Stored records:
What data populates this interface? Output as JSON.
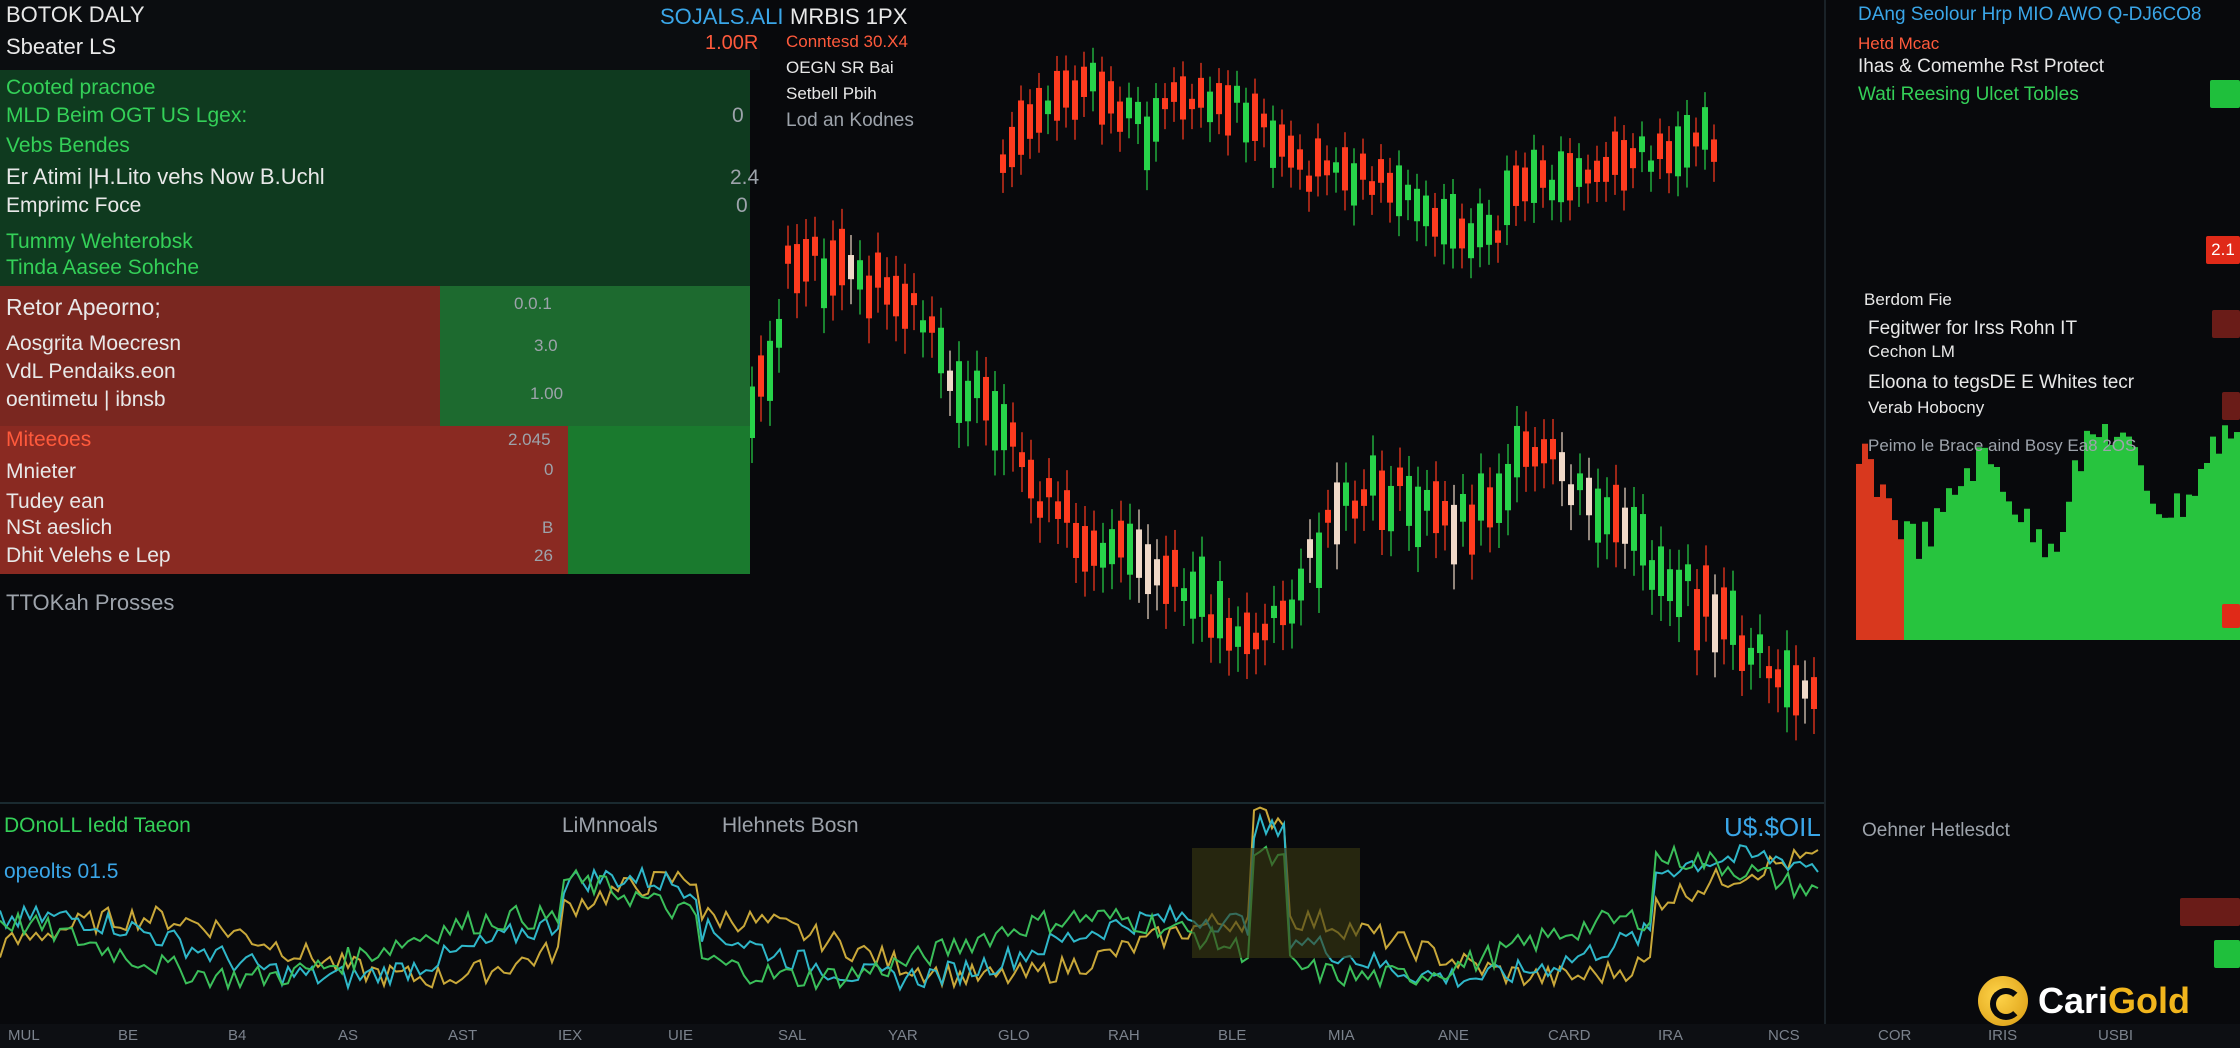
{
  "header": {
    "title": "BOTOK DALY",
    "subtitle": "Sbeater LS",
    "ticker_mid": "SOJALS.ALI",
    "ticker_mid2": "MRBIS 1PX",
    "value_top": "1.00R",
    "right_title": "DAng Seolour Hrp MIO AWO Q-DJ6CO8"
  },
  "top_info": [
    "Conntesd 30.X4",
    "OEGN SR Bai",
    "Setbell Pbih",
    "Lod an Kodnes"
  ],
  "watchlist": {
    "groups": [
      {
        "rows": [
          {
            "label": "Cooted pracnoe",
            "value": ""
          },
          {
            "label": "MLD Beim OGT US Lgex:",
            "value": "0"
          },
          {
            "label": "Vebs Bendes",
            "value": ""
          },
          {
            "label": "Er Atimi |H.Lito vehs Now B.Uchl",
            "value": "2.4"
          },
          {
            "label": "Emprimc Foce",
            "value": "0"
          },
          {
            "label": "Tummy Wehterobsk",
            "value": ""
          },
          {
            "label": "Tinda Aasee Sohche",
            "value": ""
          }
        ]
      },
      {
        "header": "Retor Apeorno;",
        "rows": [
          {
            "label": "Aosgrita Moecresn",
            "value": "3.0"
          },
          {
            "label": "VdL Pendaiks.eon",
            "value": ""
          },
          {
            "label": "oentimetu | ibnsb",
            "value": "1.00"
          }
        ],
        "header_value": "0.0.1"
      },
      {
        "header": "Miteeoes",
        "header_value": "2.045",
        "rows": [
          {
            "label": "Mnieter",
            "value": "0"
          },
          {
            "label": "Tudey ean",
            "value": ""
          },
          {
            "label": "NSt aeslich",
            "value": "B"
          },
          {
            "label": "Dhit Velehs e Lep",
            "value": "26"
          }
        ]
      }
    ],
    "footer": "TTOKah Prosses"
  },
  "right_panel": {
    "alert": "Hetd Mcac",
    "rows": [
      "Ihas & Comemhe Rst Protect",
      "Wati Reesing Ulcet Tobles",
      "Berdom Fie",
      "Fegitwer for Irss Rohn IT",
      "Cechon LM",
      "Eloona to tegsDE E Whites tecr",
      "Verab Hobocny",
      "Peimo le Brace aind Bosy Ea8 2OS"
    ],
    "badges": [
      "",
      "2.1",
      "",
      ""
    ],
    "lower_label": "Oehner Hetlesdct"
  },
  "lower_panel": {
    "title": "DOnoLL Iedd Taeon",
    "tab_a": "LiMnnoals",
    "tab_b": "Hlehnets Bosn",
    "value": "U$.$OIL",
    "indicator": "opeolts 01.5"
  },
  "axis_labels": [
    "MUL",
    "BE",
    "B4",
    "AS",
    "AST",
    "IEX",
    "UIE",
    "SAL",
    "YAR",
    "GLO",
    "RAH",
    "BLE",
    "MIA",
    "ANE",
    "CARD",
    "IRA",
    "NCS",
    "COR",
    "IRIS",
    "USBI"
  ],
  "brand": {
    "name_a": "Cari",
    "name_b": "Gold"
  },
  "colors": {
    "up": "#27d34a",
    "down": "#ff3b1f",
    "bg": "#08090c",
    "accent": "#3aa6e8"
  }
}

Exercise brief:
Pictures in the records above should not be copied. Repeat everything else exactly.

Written solution:
What data populates this interface? Output as JSON.
{
  "header": {
    "title": "BOTOK DALY",
    "subtitle": "Sbeater LS",
    "ticker_mid": "SOJALS.ALI",
    "ticker_mid2": "MRBIS 1PX",
    "value_top": "1.00R",
    "right_title": "DAng Seolour Hrp MIO AWO Q-DJ6CO8"
  },
  "top_info": [
    "Conntesd 30.X4",
    "OEGN SR Bai",
    "Setbell Pbih",
    "Lod an Kodnes"
  ],
  "watchlist": {
    "groups": [
      {
        "rows": [
          {
            "label": "Cooted pracnoe",
            "value": ""
          },
          {
            "label": "MLD Beim OGT US Lgex:",
            "value": "0"
          },
          {
            "label": "Vebs Bendes",
            "value": ""
          },
          {
            "label": "Er Atimi |H.Lito vehs Now B.Uchl",
            "value": "2.4"
          },
          {
            "label": "Emprimc Foce",
            "value": "0"
          },
          {
            "label": "Tummy Wehterobsk",
            "value": ""
          },
          {
            "label": "Tinda Aasee Sohche",
            "value": ""
          }
        ]
      },
      {
        "header": "Retor Apeorno;",
        "rows": [
          {
            "label": "Aosgrita Moecresn",
            "value": "3.0"
          },
          {
            "label": "VdL Pendaiks.eon",
            "value": ""
          },
          {
            "label": "oentimetu | ibnsb",
            "value": "1.00"
          }
        ],
        "header_value": "0.0.1"
      },
      {
        "header": "Miteeoes",
        "header_value": "2.045",
        "rows": [
          {
            "label": "Mnieter",
            "value": "0"
          },
          {
            "label": "Tudey ean",
            "value": ""
          },
          {
            "label": "NSt aeslich",
            "value": "B"
          },
          {
            "label": "Dhit Velehs e Lep",
            "value": "26"
          }
        ]
      }
    ],
    "footer": "TTOKah Prosses"
  },
  "right_panel": {
    "alert": "Hetd Mcac",
    "rows": [
      "Ihas & Comemhe Rst Protect",
      "Wati Reesing Ulcet Tobles",
      "Berdom Fie",
      "Fegitwer for Irss Rohn IT",
      "Cechon LM",
      "Eloona to tegsDE E Whites tecr",
      "Verab Hobocny",
      "Peimo le Brace aind Bosy Ea8 2OS"
    ],
    "badges": [
      "",
      "2.1",
      "",
      ""
    ],
    "lower_label": "Oehner Hetlesdct"
  },
  "lower_panel": {
    "title": "DOnoLL Iedd Taeon",
    "tab_a": "LiMnnoals",
    "tab_b": "Hlehnets Bosn",
    "value": "U$.$OIL",
    "indicator": "opeolts 01.5"
  },
  "axis_labels": [
    "MUL",
    "BE",
    "B4",
    "AS",
    "AST",
    "IEX",
    "UIE",
    "SAL",
    "YAR",
    "GLO",
    "RAH",
    "BLE",
    "MIA",
    "ANE",
    "CARD",
    "IRA",
    "NCS",
    "COR",
    "IRIS",
    "USBI"
  ],
  "brand": {
    "name_a": "Cari",
    "name_b": "Gold"
  },
  "colors": {
    "up": "#27d34a",
    "down": "#ff3b1f",
    "bg": "#08090c",
    "accent": "#3aa6e8"
  }
}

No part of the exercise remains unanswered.